§ EXERCISES TO COMPLETE:
A) In the touch post's first hand game, which hand serves as the "giving hand"?
B) Please print the stretch of the touch post from "Touching Hands Game" through "explore one hand with the other.".

§ EXCERPTED TEXT:
** Start **

Thursday, March 29, 2018

Want better sex? Touch is the start: we are all mammals.

Day Three: Super-Power Liberation & Happiness Pathway #3:
Touch



We’ve already started touch. You held hands while saying awarenesses aloud. You did notice a difference, right?
Awareness is wonderful, “Now I am aware….” Fill it in, now, this now, it’s always a new now, right?
And notice: where did you pick to be present?
And now, find your partner, or a friend, and hold hands (or imagine) hold hands, and share “Now I am aware…”
What is the difference?
This is life: awareness.
Learning as noticing difference.
Alert life: we get to make a choice.

And one choice that is often ignored, and then thrown into the sex pot to make up for the neglect of the rest of our life:
Touch.
We need touch.
We starve without touch. 
We are mammals.
If you don’t have a partner, try to hug two or three people a day.
If you can’t hug two or three people a day, hug a tree or two. Shake hands.
Hug yourself. Go into a room, and feel a vibration of connectedness and imagine hugging everyone, from a feeling of abundance. Humans deserve touch. Imagine hugging from giving yourself and another person what the real mammal in you and the real mammal in them deserves.

And saving the world?
There are homeless. There is climate collapse. There is racism and sexism. There is gun violence.
This can’t be ignored. And still, as we help to heal these “problems” we are mammals. We are in a present. There are other mammal/ people around us.
And all around us are people who could thrive with hugs and being present. Are you starting to feel and realize that life is a big story, a big challenge?

And with every kindness that calls for a partner, there is always a way to start on our own. We can use touch as a “wake up” call with one hand to another.
Right now.
You don’t have to wait to be present.
You don’t have to wait for kind and awakened touch.
Hand to hand.
Now.
This is available to us. Almost everywhere we are, if we aren’t using our hands for driving say. Even at the computer, a little short “break” from the ongoing rush, especially if we stand up and do this, can be of immense benefit.
Do what?
Rub/ caress/ explore/ massage/ touch one of our hands with the other.

We can sneak in a small dose while sitting at a boring meeting, or while walking to our car.
And if you give yourselves three minutes, right now, that will be what this book is for: a chance to transform your life. By small and real actions that we call “games.” Let’s play….

Touching Hands Game #1: One hand touches/ caresses/ explores the other.
Set a timer. Three minutes. (Seems “long.” And, do you deserve three minutes of self-kindness?)
Use your non-dominant hand as the “giving hand.” 
Use your dominant hand as the “receiving hand.”
(E.g., if you are right handed, the left hand will caress/ touch/ explore the right hand. If left handed, your right hand will caress/ touch/ explore your left hand.)
For three minutes, go slowly, and explore one hand with the other.
As you caress/ touch/ explore one hand with the other, be present at three levels as we learned in day two:
Bottom Level: Sense your pelvis feet and gravity.
Mid- level: Feel your breathing, ribs and of course, both hands and sets of fingers
Top- layer: Notice what you are hearing and seeing and how the air is coming in and out of your nose.
This is to treat touch as sacred.
THIS IS THE BEGINNING OF SACRED AND MINDFUL SEX.
Go for three minutes.
If you feel / “think” ( as the words in our heads that passes as thinking, but isn’t) you are wasting time, notice that. And come back to the present of being present to one hand with the other.

When it’s over, notice the difference in the two hands.

** End **

Element placement data
** Start **

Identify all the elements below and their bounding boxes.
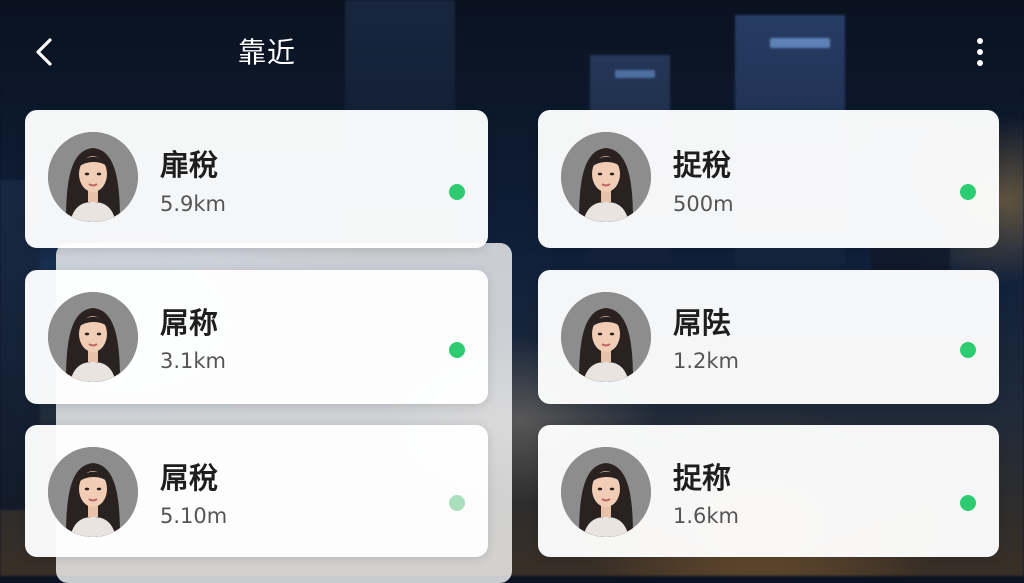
- user-distance: 1.6km: [673, 504, 740, 528]
- user-name: 屌稅: [160, 461, 219, 495]
- online-status-dot: [960, 184, 976, 200]
- user-name: 屌称: [160, 306, 219, 340]
- user-card[interactable]: 扉稅 5.9km: [25, 110, 488, 248]
- user-card[interactable]: 屌阹 1.2km: [538, 270, 999, 404]
- portrait-image: [48, 132, 138, 222]
- avatar[interactable]: [561, 292, 651, 382]
- online-status-dot: [449, 495, 465, 511]
- user-name: 捉称: [673, 461, 732, 495]
- user-name: 捉稅: [673, 148, 732, 182]
- user-name: 屌阹: [673, 306, 732, 340]
- user-card[interactable]: 捉称 1.6km: [538, 425, 999, 557]
- user-distance: 500m: [673, 192, 734, 216]
- online-status-dot: [449, 184, 465, 200]
- avatar[interactable]: [561, 447, 651, 537]
- avatar[interactable]: [48, 132, 138, 222]
- more-vertical-icon: [977, 38, 983, 66]
- portrait-image: [48, 292, 138, 382]
- online-status-dot: [960, 342, 976, 358]
- chevron-left-icon: [36, 38, 52, 66]
- user-name: 扉稅: [160, 148, 219, 182]
- online-status-dot: [449, 342, 465, 358]
- user-card[interactable]: 屌称 3.1km: [25, 270, 488, 404]
- user-distance: 1.2km: [673, 349, 740, 373]
- online-status-dot: [960, 495, 976, 511]
- page-title: 靠近: [238, 36, 297, 69]
- user-card[interactable]: 屌稅 5.10m: [25, 425, 488, 557]
- portrait-image: [561, 447, 651, 537]
- back-button[interactable]: [30, 32, 62, 72]
- more-options-button[interactable]: [968, 34, 992, 70]
- portrait-image: [561, 292, 651, 382]
- user-distance: 5.9km: [160, 192, 227, 216]
- avatar[interactable]: [48, 447, 138, 537]
- user-card[interactable]: 捉稅 500m: [538, 110, 999, 248]
- avatar[interactable]: [48, 292, 138, 382]
- user-distance: 5.10m: [160, 504, 228, 528]
- user-distance: 3.1km: [160, 349, 227, 373]
- avatar[interactable]: [561, 132, 651, 222]
- portrait-image: [561, 132, 651, 222]
- top-bar: 靠近: [0, 0, 1024, 100]
- portrait-image: [48, 447, 138, 537]
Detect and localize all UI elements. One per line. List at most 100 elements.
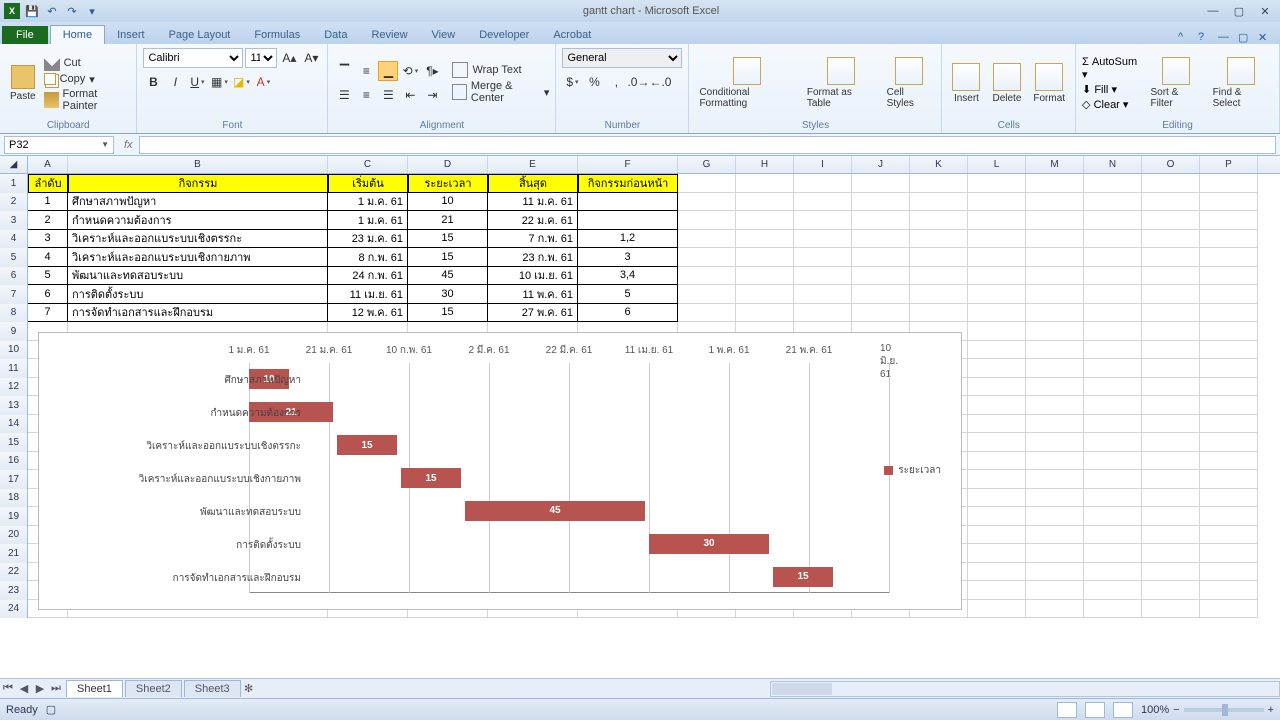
copy-button[interactable]: Copy ▾ — [44, 73, 131, 86]
row-header[interactable]: 7 — [0, 285, 28, 304]
cell-O23[interactable] — [1142, 581, 1200, 600]
cell-F7[interactable]: 5 — [578, 285, 678, 304]
cell-P11[interactable] — [1200, 359, 1258, 378]
cell-O6[interactable] — [1142, 267, 1200, 286]
column-header-K[interactable]: K — [910, 156, 968, 173]
font-size-select[interactable]: 11 — [245, 48, 277, 68]
cell-M16[interactable] — [1026, 452, 1084, 471]
cell-P16[interactable] — [1200, 452, 1258, 471]
cell-P15[interactable] — [1200, 433, 1258, 452]
column-header-H[interactable]: H — [736, 156, 794, 173]
cell-G5[interactable] — [678, 248, 736, 267]
cell-K5[interactable] — [910, 248, 968, 267]
cell-M24[interactable] — [1026, 600, 1084, 619]
cell-O1[interactable] — [1142, 174, 1200, 193]
cell-L6[interactable] — [968, 267, 1026, 286]
tab-first-button[interactable]: ⏮ — [0, 682, 16, 695]
cell-N2[interactable] — [1084, 193, 1142, 212]
cell-L18[interactable] — [968, 489, 1026, 508]
cell-G7[interactable] — [678, 285, 736, 304]
cell-N14[interactable] — [1084, 415, 1142, 434]
cell-A2[interactable]: 1 — [28, 193, 68, 212]
cell-H4[interactable] — [736, 230, 794, 249]
cell-E5[interactable]: 23 ก.พ. 61 — [488, 248, 578, 267]
row-header[interactable]: 14 — [0, 415, 28, 434]
cell-P7[interactable] — [1200, 285, 1258, 304]
cell-N9[interactable] — [1084, 322, 1142, 341]
doc-min-icon[interactable]: — — [1218, 31, 1234, 44]
cell-L24[interactable] — [968, 600, 1026, 619]
cell-J7[interactable] — [852, 285, 910, 304]
cell-P3[interactable] — [1200, 211, 1258, 230]
cell-E2[interactable]: 11 ม.ค. 61 — [488, 193, 578, 212]
cell-L19[interactable] — [968, 507, 1026, 526]
insert-cells-button[interactable]: Insert — [948, 61, 984, 106]
decrease-indent-button[interactable]: ⇤ — [400, 85, 420, 105]
cell-L20[interactable] — [968, 526, 1026, 545]
column-header-N[interactable]: N — [1084, 156, 1142, 173]
cell-L14[interactable] — [968, 415, 1026, 434]
cell-D6[interactable]: 45 — [408, 267, 488, 286]
name-box[interactable]: P32▼ — [4, 136, 114, 154]
cell-D7[interactable]: 30 — [408, 285, 488, 304]
zoom-slider[interactable] — [1184, 708, 1264, 712]
column-header-O[interactable]: O — [1142, 156, 1200, 173]
cell-I5[interactable] — [794, 248, 852, 267]
cell-O24[interactable] — [1142, 600, 1200, 619]
tab-insert[interactable]: Insert — [105, 26, 157, 44]
cell-P21[interactable] — [1200, 544, 1258, 563]
cell-styles-button[interactable]: Cell Styles — [883, 55, 936, 111]
cell-I2[interactable] — [794, 193, 852, 212]
cell-J4[interactable] — [852, 230, 910, 249]
cell-D1[interactable]: ระยะเวลา — [408, 174, 488, 193]
column-header-G[interactable]: G — [678, 156, 736, 173]
align-top-button[interactable]: ▔ — [334, 61, 354, 81]
cell-B3[interactable]: กำหนดความต้องการ — [68, 211, 328, 230]
sheet-tab-1[interactable]: Sheet1 — [66, 680, 123, 697]
sheet-tab-2[interactable]: Sheet2 — [125, 680, 182, 697]
cell-I7[interactable] — [794, 285, 852, 304]
cell-F2[interactable] — [578, 193, 678, 212]
row-header[interactable]: 19 — [0, 507, 28, 526]
row-header[interactable]: 23 — [0, 581, 28, 600]
cell-O20[interactable] — [1142, 526, 1200, 545]
increase-indent-button[interactable]: ⇥ — [422, 85, 442, 105]
cell-C6[interactable]: 24 ก.พ. 61 — [328, 267, 408, 286]
cell-C4[interactable]: 23 ม.ค. 61 — [328, 230, 408, 249]
cell-L7[interactable] — [968, 285, 1026, 304]
ribbon-minimize-icon[interactable]: ^ — [1178, 31, 1194, 44]
cell-E3[interactable]: 22 ม.ค. 61 — [488, 211, 578, 230]
tab-developer[interactable]: Developer — [467, 26, 541, 44]
cell-F6[interactable]: 3,4 — [578, 267, 678, 286]
cell-P2[interactable] — [1200, 193, 1258, 212]
cut-button[interactable]: Cut — [44, 55, 131, 71]
cell-N18[interactable] — [1084, 489, 1142, 508]
align-left-button[interactable]: ☰ — [334, 85, 354, 105]
cell-J2[interactable] — [852, 193, 910, 212]
normal-view-button[interactable] — [1057, 702, 1077, 718]
column-header-P[interactable]: P — [1200, 156, 1258, 173]
row-header[interactable]: 18 — [0, 489, 28, 508]
row-header[interactable]: 17 — [0, 470, 28, 489]
new-sheet-button[interactable]: ✻ — [241, 682, 257, 695]
comma-button[interactable]: , — [606, 72, 626, 92]
cell-L10[interactable] — [968, 341, 1026, 360]
cell-L13[interactable] — [968, 396, 1026, 415]
tab-prev-button[interactable]: ◀ — [16, 682, 32, 695]
cell-O15[interactable] — [1142, 433, 1200, 452]
cell-J1[interactable] — [852, 174, 910, 193]
cell-N20[interactable] — [1084, 526, 1142, 545]
cell-F8[interactable]: 6 — [578, 304, 678, 323]
cell-N13[interactable] — [1084, 396, 1142, 415]
row-header[interactable]: 9 — [0, 322, 28, 341]
cell-L11[interactable] — [968, 359, 1026, 378]
cell-C5[interactable]: 8 ก.พ. 61 — [328, 248, 408, 267]
row-header[interactable]: 21 — [0, 544, 28, 563]
cell-C7[interactable]: 11 เม.ย. 61 — [328, 285, 408, 304]
cell-P1[interactable] — [1200, 174, 1258, 193]
align-middle-button[interactable]: ≡ — [356, 61, 376, 81]
tab-next-button[interactable]: ▶ — [32, 682, 48, 695]
cell-K8[interactable] — [910, 304, 968, 323]
cell-H5[interactable] — [736, 248, 794, 267]
cell-P22[interactable] — [1200, 563, 1258, 582]
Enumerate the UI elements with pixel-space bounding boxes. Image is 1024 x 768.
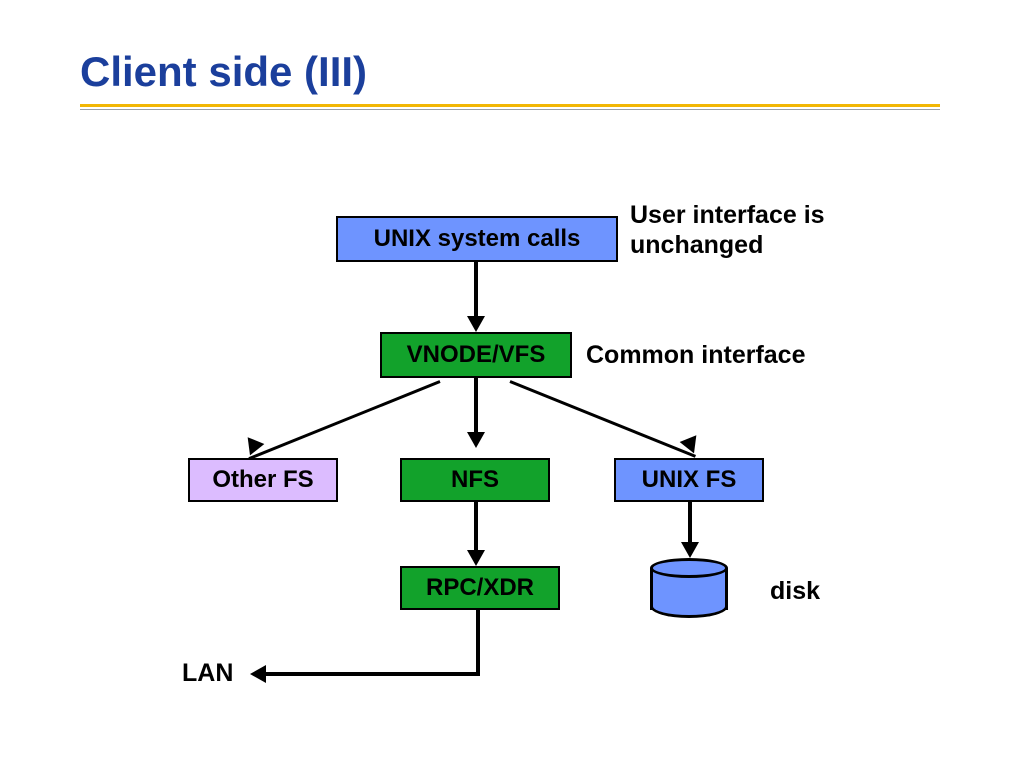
label-common-interface: Common interface xyxy=(586,340,806,370)
slide: Client side (III) UNIX system calls User… xyxy=(0,0,1024,768)
title-rule-grey xyxy=(80,109,940,110)
arrow-rpcxdr-down-shaft xyxy=(476,610,480,674)
title-rule-gold xyxy=(80,104,940,107)
arrow-nfs-to-rpcxdr-shaft xyxy=(474,502,478,552)
arrow-vnode-to-otherfs-head xyxy=(242,437,265,459)
arrow-calls-to-vnode-head xyxy=(467,316,485,332)
label-disk: disk xyxy=(770,576,820,606)
arrow-vnode-to-unixfs-head xyxy=(680,435,703,457)
slide-title: Client side (III) xyxy=(80,48,367,96)
arrow-calls-to-vnode-shaft xyxy=(474,262,478,318)
arrow-vnode-to-otherfs-shaft xyxy=(248,380,440,460)
arrow-vnode-to-unixfs-shaft xyxy=(509,380,696,458)
box-nfs: NFS xyxy=(400,458,550,502)
arrow-rpcxdr-to-lan-head xyxy=(250,665,266,683)
box-unix-system-calls: UNIX system calls xyxy=(336,216,618,262)
arrow-rpcxdr-left-shaft xyxy=(264,672,480,676)
label-user-interface-unchanged: User interface is unchanged xyxy=(630,200,860,260)
box-vnode-vfs: VNODE/VFS xyxy=(380,332,572,378)
box-unix-fs: UNIX FS xyxy=(614,458,764,502)
arrow-unixfs-to-disk-head xyxy=(681,542,699,558)
arrow-unixfs-to-disk-shaft xyxy=(688,502,692,544)
box-other-fs: Other FS xyxy=(188,458,338,502)
arrow-nfs-to-rpcxdr-head xyxy=(467,550,485,566)
disk-icon xyxy=(650,558,728,618)
label-lan: LAN xyxy=(182,658,233,688)
arrow-vnode-to-nfs-shaft xyxy=(474,378,478,434)
arrow-vnode-to-nfs-head xyxy=(467,432,485,448)
box-rpc-xdr: RPC/XDR xyxy=(400,566,560,610)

** End **

§ ANSWERS IN ORDER:
A) The non-dominant hand.

B)
Touching Hands Game #1: One hand touches/ caresses/ explores the other.
Set a timer. Three minutes. (Seems “long.” And, do you deserve three minutes of self-kindness?)
Use your non-dominant hand as the “giving hand.” 
Use your dominant hand as the “receiving hand.”
(E.g., if you are right handed, the left hand will caress/ touch/ explore the right hand. If left handed, your right hand will caress/ touch/ explore your left hand.)
For three minutes, go slowly, and explore one hand with the other.